Eh quoi ! cette célèbre muraille de la Chine, admise dans l’enseignement scolaire, cette muraille dont l’existence était pour moi une conviction que j’appellerais séculaire, si j’avais l’âge de M. Chevreul, cette muraille n’existe pas, elle n’a jamais existé ! Mais alors, que dire des descriptions minutieuses données par les voyageurs apostoliques, que nous devons mettre en dehors de toute suspicion de hâblerie ? Comment admettre que des hommes qui s’appelaient Stanislas Julien, Abel de Rémusat, Rourboulon, d’Escayrac de Lauture, se soient joués à ce point de la crédulité publique ? Vraiment, c’est à supposer qu’il ne faut plus croire à rien, qu’on doit se méfier du témoignage de ses sens, et comme ce grotesque personnage de Molière, décréter que l’affirmation est interdite, le doute étant le seul mobile qui doive diriger l’homme dans ses agissements et qu’il faut douter de tout, même de volées de coups de bâton qui pleuvent sur votre échine.
Là-dessus, je lus la brochure tout d’une haleine et d’un bout à l’autre.
Vingt pages environ ; ce n’est pas la mer à boire.
Quand la lecture fut achevée, l’effervescence de ma tête s’était calmée et je tombais dans une profonde méditation.
« Non, me dis-je, l’abbé Larrieu n’est pas inféodé à la secte de la controverse et de la dénégation perpétuelles. Avant de l’accuser de parti-pris, j’aurais dû songer au caractère sacré dont il est revêtu, qui lui imposé l’obligation d’être sincère, et de répudier un renom mensonger basé sur le subterfuge ou l’erreur. Mais alors, faut-il accuser ses devanciers qui, pour la plupart, appartenaient aussi à la grande famille évangélique et qui affirment catégoriquement avoir vu, de leurs propres yeux vu, cette légendaire merveille dont M. l’abbé Larrieu nie obstinément l’existence ? »

-=-=-

■ **Consigne A**: Extrayez du texte sur la muraille de la Chine le passage qui commence à « Vingt pages environ » et se termine à « une profonde méditation. ».
■ **Consigne B**:
Répondez à ces questions sur le texte sur la muraille de la Chine :
(i) Combien de pages compte environ la brochure ?
(ii) Quel est le nom de l'abbé qui nie l'existence de la muraille ?
(iii) Qu'est devenue l'effervescence de la tête une fois la lecture achevée ?

-=-=-

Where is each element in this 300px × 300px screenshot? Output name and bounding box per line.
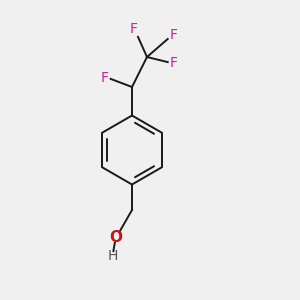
- Text: F: F: [169, 28, 177, 42]
- Text: H: H: [107, 250, 118, 263]
- Text: F: F: [169, 56, 177, 70]
- Text: O: O: [109, 230, 122, 244]
- Text: F: F: [101, 71, 109, 85]
- Text: F: F: [130, 22, 138, 36]
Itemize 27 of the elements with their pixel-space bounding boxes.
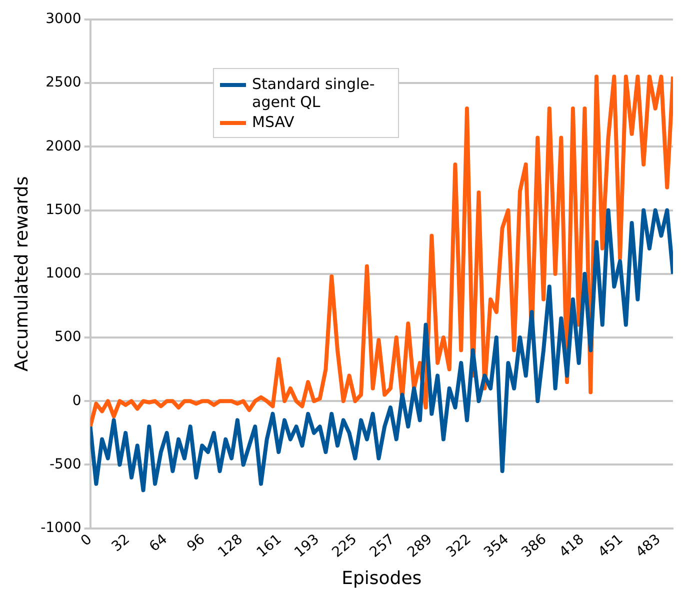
x-tick-label: 193 (292, 531, 322, 561)
y-tick-label: 3000 (46, 11, 82, 28)
x-tick-label: 451 (595, 531, 626, 561)
y-tick-label: 2000 (46, 138, 82, 154)
x-tick-label: 32 (108, 531, 133, 556)
x-tick-label: 257 (366, 531, 398, 561)
x-tick-label: 418 (556, 531, 588, 561)
legend-label: MSAV (252, 113, 294, 131)
y-tick-label: 0 (72, 392, 82, 409)
x-tick-label: 96 (184, 531, 208, 556)
y-axis-title: Accumulated rewards (11, 176, 32, 372)
x-tick-label: 161 (254, 531, 285, 561)
y-tick-label: 1500 (46, 202, 82, 218)
x-axis-title: Episodes (342, 568, 422, 589)
y-tick-label: 500 (54, 329, 82, 346)
y-tick-label: -500 (50, 456, 82, 472)
y-tick-label: 2500 (46, 74, 82, 91)
x-tick-label: 128 (215, 531, 246, 561)
x-tick-label: 386 (518, 531, 550, 561)
y-tick-label: 1000 (46, 266, 82, 282)
legend-label: Standard single-agent QL (252, 75, 376, 111)
x-tick-label: 225 (329, 531, 360, 561)
x-tick-label: 483 (633, 531, 664, 561)
x-tick-label: 322 (443, 531, 474, 561)
x-tick-label: 354 (481, 531, 512, 561)
x-tick-label: 64 (146, 531, 171, 556)
x-tick-label: 289 (404, 531, 436, 561)
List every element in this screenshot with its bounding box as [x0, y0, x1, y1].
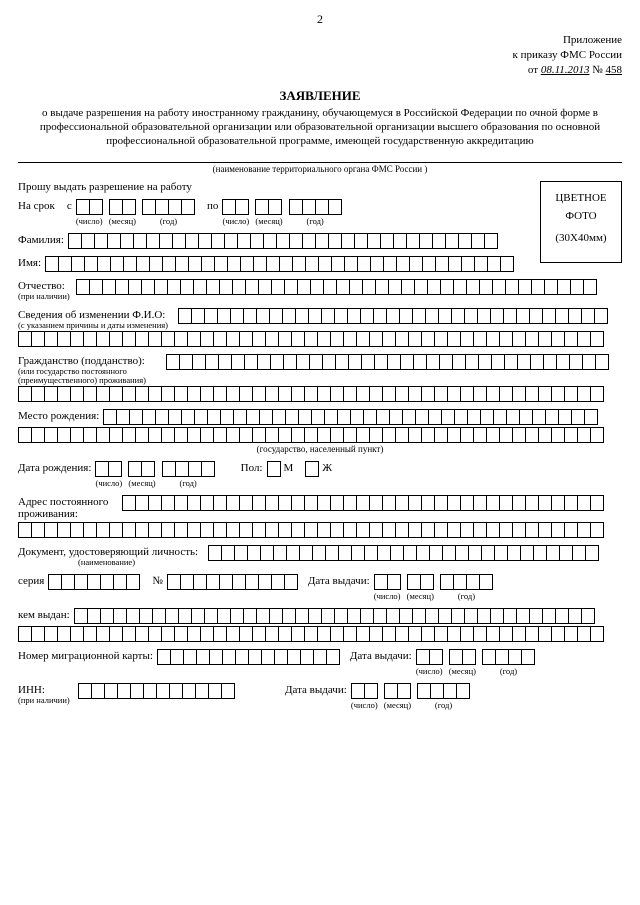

-=-=-

■ **Résultat final A**:
Vingt pages environ ; ce n’est pas la mer à boire.
Quand la lecture fut achevée, l’effervescence de ma tête s’était calmée et je tombais dans une profonde méditation.

■ **Résultat final B**:
(i) Vingt pages environ.
(ii) L'abbé Larrieu.
(iii) Elle s'était calmée.